**WHAT NEEDS TO BE DONE:** Go through the records and give each one again exactly.

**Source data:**

....

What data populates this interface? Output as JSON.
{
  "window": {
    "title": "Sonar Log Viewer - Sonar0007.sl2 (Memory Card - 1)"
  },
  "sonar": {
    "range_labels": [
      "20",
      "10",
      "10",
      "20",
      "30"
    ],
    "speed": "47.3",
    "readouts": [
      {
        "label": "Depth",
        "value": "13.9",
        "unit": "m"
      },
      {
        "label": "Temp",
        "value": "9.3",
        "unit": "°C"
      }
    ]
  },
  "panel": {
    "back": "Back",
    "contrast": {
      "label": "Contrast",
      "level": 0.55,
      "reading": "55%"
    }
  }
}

....

**ANSWER TO THIS PROBLEM:**
What data populates this interface? Output as JSON.
{
  "window": {
    "title": "Sonar Log Viewer - Sonar0007.sl2 (Memory Card - 1)"
  },
  "sonar": {
    "range_labels": [
      "20",
      "10",
      "10",
      "20",
      "30"
    ],
    "speed": "47.3",
    "readouts": [
      {
        "label": "Depth",
        "value": "13.9",
        "unit": "m"
      },
      {
        "label": "Temp",
        "value": "9.3",
        "unit": "°C"
      }
    ]
  },
  "panel": {
    "back": "Back",
    "contrast": {
      "label": "Contrast",
      "level": 0.55,
      "reading": "55%"
    }
  }
}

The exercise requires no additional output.